Task statement
Reproduce the records below exactly, leaving out any pictures.

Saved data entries

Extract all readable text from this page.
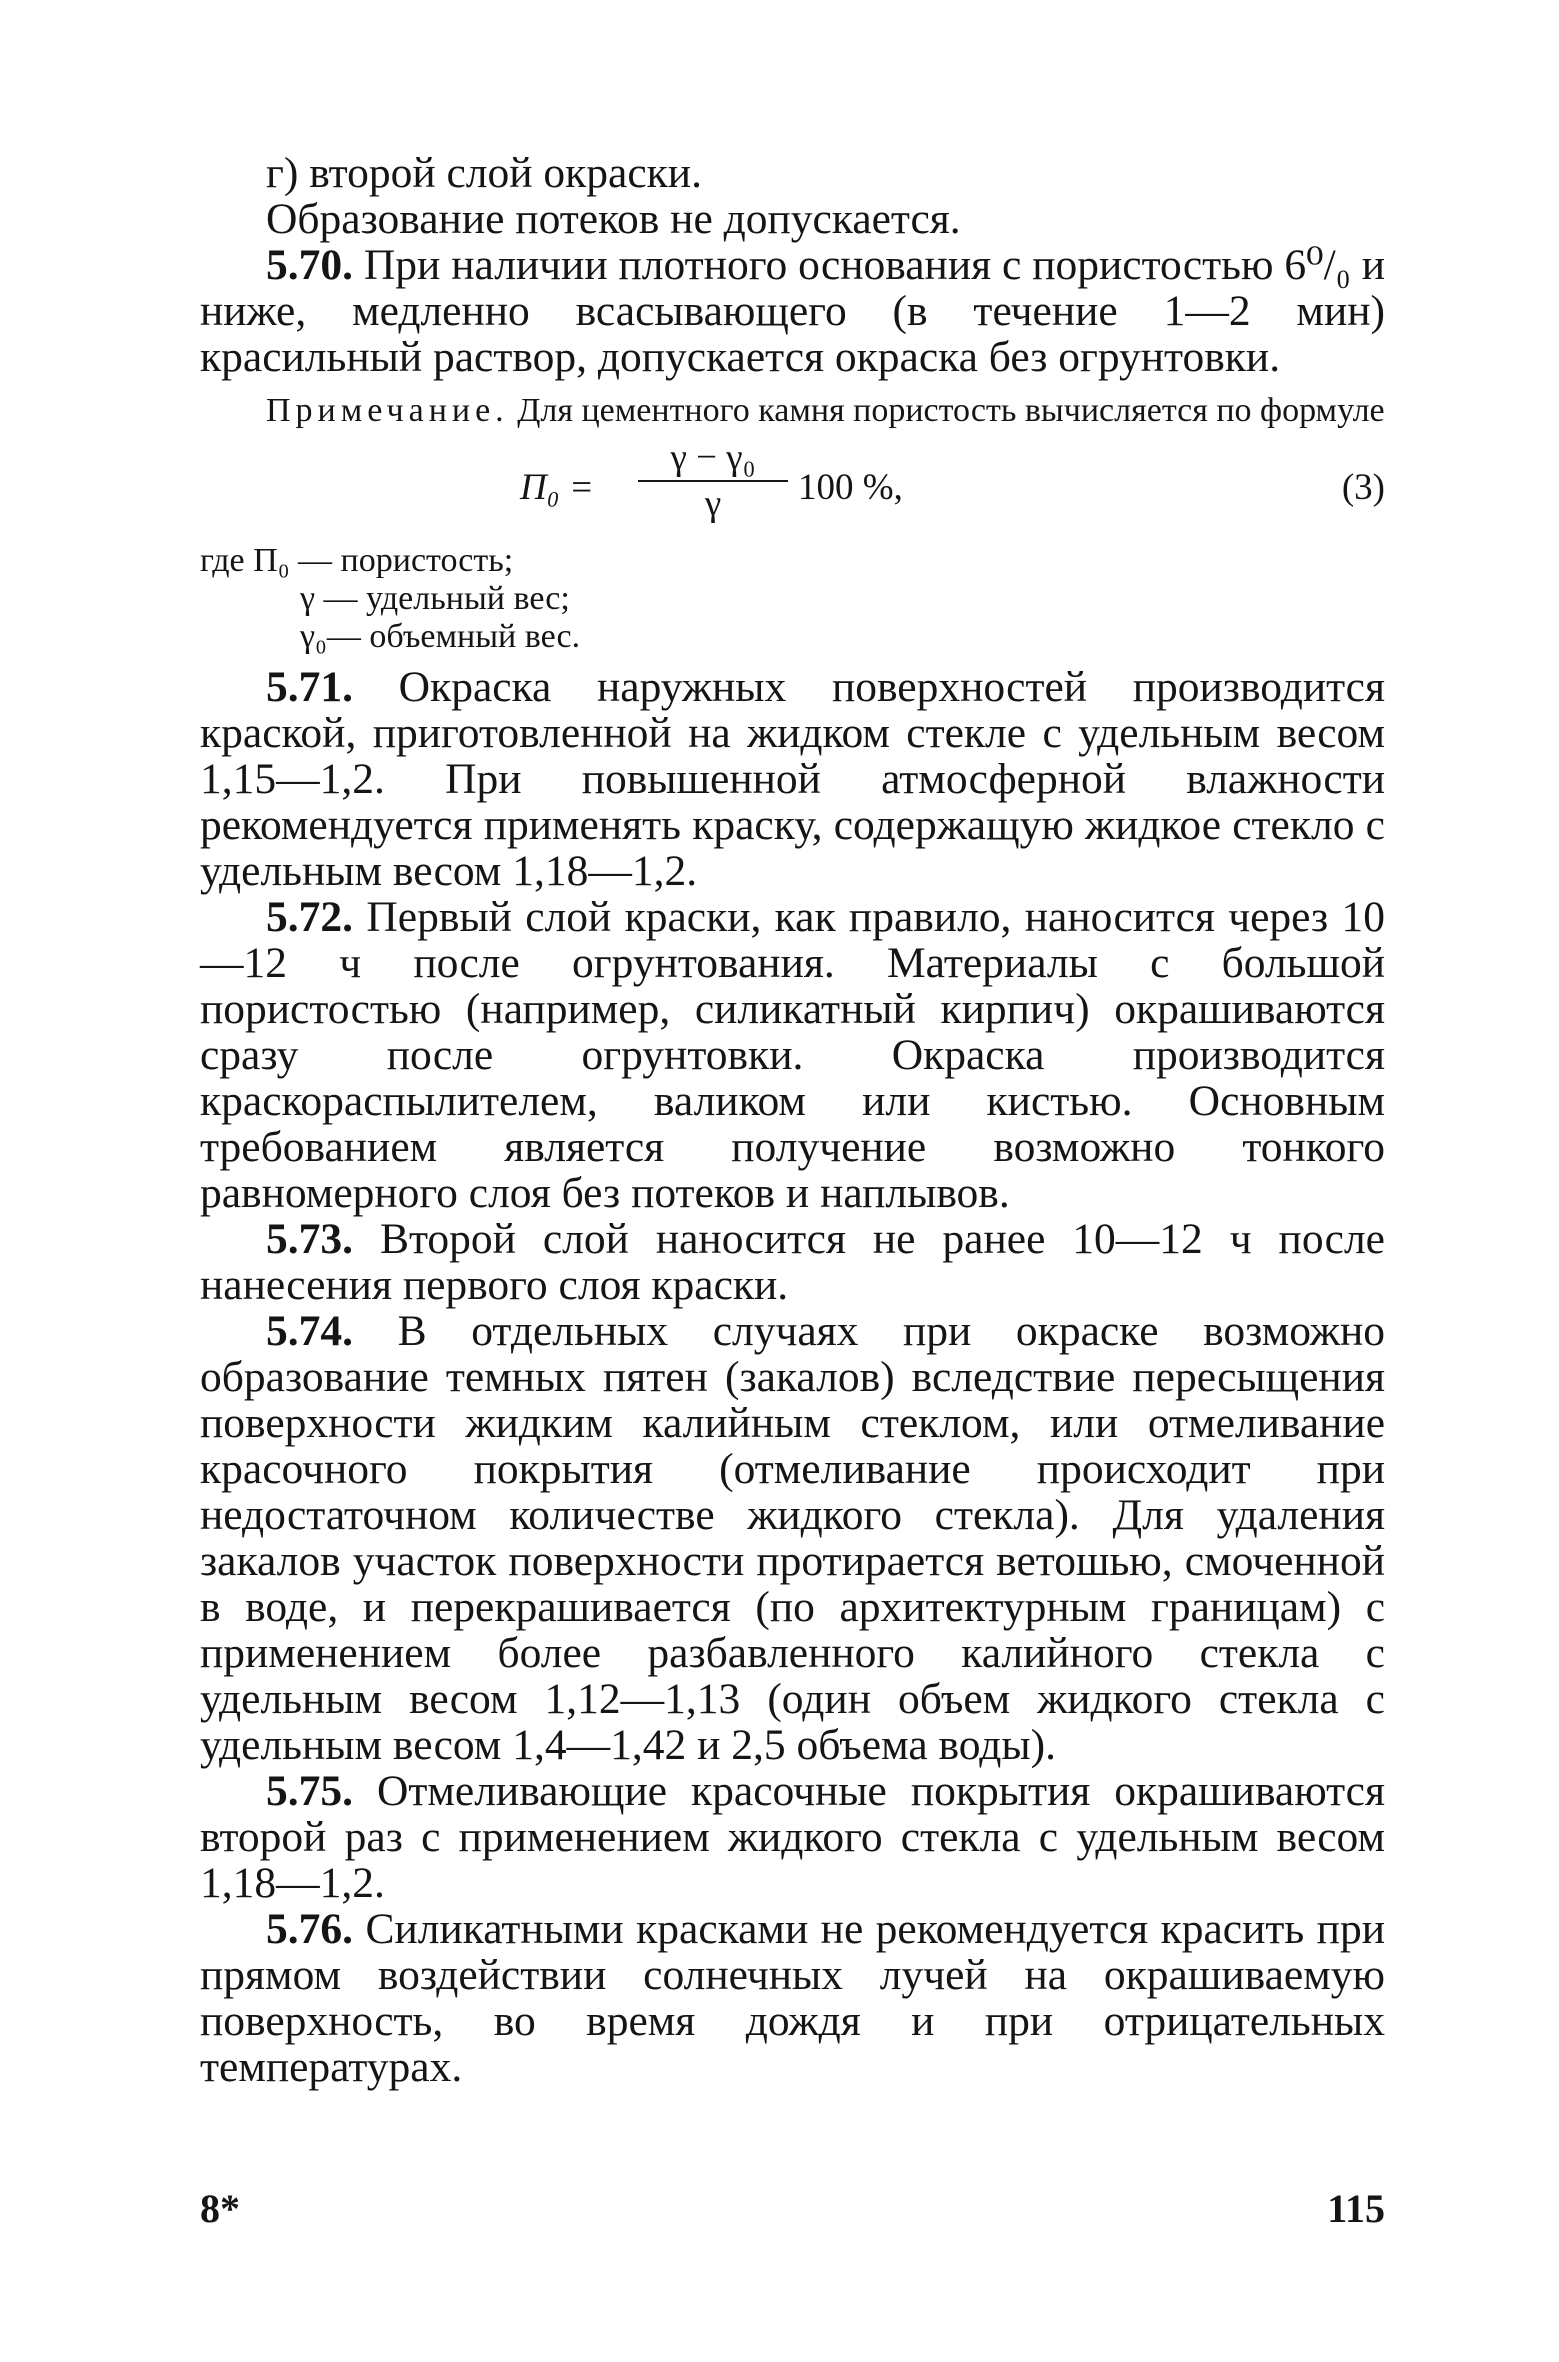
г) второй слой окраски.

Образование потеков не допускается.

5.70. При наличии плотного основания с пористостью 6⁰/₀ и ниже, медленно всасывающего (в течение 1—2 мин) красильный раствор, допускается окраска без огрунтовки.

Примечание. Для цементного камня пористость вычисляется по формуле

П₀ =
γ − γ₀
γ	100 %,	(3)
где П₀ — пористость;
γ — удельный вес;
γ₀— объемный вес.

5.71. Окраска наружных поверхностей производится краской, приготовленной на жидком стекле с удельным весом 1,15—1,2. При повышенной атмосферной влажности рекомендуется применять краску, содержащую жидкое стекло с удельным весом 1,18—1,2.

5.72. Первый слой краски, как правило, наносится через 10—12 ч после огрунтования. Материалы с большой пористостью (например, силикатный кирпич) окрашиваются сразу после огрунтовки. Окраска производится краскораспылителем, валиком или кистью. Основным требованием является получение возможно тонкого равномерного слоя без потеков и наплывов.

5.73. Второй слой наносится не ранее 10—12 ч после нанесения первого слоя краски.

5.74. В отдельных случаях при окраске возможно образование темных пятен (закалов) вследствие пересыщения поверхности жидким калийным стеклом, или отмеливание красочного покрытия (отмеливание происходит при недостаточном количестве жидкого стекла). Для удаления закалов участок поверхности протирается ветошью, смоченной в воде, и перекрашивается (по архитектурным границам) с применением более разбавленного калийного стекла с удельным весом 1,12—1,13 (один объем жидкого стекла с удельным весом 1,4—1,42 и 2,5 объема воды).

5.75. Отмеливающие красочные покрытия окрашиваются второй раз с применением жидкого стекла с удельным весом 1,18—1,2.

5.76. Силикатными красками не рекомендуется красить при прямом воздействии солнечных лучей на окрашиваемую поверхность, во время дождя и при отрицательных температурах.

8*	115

Full answer
Extract all readable text from this page.
г) второй слой окраски.

Образование потеков не допускается.

5.70. При наличии плотного основания с пористостью 6⁰/₀ и ниже, медленно всасывающего (в течение 1—2 мин) красильный раствор, допускается окраска без огрунтовки.

Примечание. Для цементного камня пористость вычисляется по формуле

П₀ =
γ − γ₀
γ	100 %,	(3)
где П₀ — пористость;
γ — удельный вес;
γ₀— объемный вес.

5.71. Окраска наружных поверхностей производится краской, приготовленной на жидком стекле с удельным весом 1,15—1,2. При повышенной атмосферной влажности рекомендуется применять краску, содержащую жидкое стекло с удельным весом 1,18—1,2.

5.72. Первый слой краски, как правило, наносится через 10—12 ч после огрунтования. Материалы с большой пористостью (например, силикатный кирпич) окрашиваются сразу после огрунтовки. Окраска производится краскораспылителем, валиком или кистью. Основным требованием является получение возможно тонкого равномерного слоя без потеков и наплывов.

5.73. Второй слой наносится не ранее 10—12 ч после нанесения первого слоя краски.

5.74. В отдельных случаях при окраске возможно образование темных пятен (закалов) вследствие пересыщения поверхности жидким калийным стеклом, или отмеливание красочного покрытия (отмеливание происходит при недостаточном количестве жидкого стекла). Для удаления закалов участок поверхности протирается ветошью, смоченной в воде, и перекрашивается (по архитектурным границам) с применением более разбавленного калийного стекла с удельным весом 1,12—1,13 (один объем жидкого стекла с удельным весом 1,4—1,42 и 2,5 объема воды).

5.75. Отмеливающие красочные покрытия окрашиваются второй раз с применением жидкого стекла с удельным весом 1,18—1,2.

5.76. Силикатными красками не рекомендуется красить при прямом воздействии солнечных лучей на окрашиваемую поверхность, во время дождя и при отрицательных температурах.

8*	115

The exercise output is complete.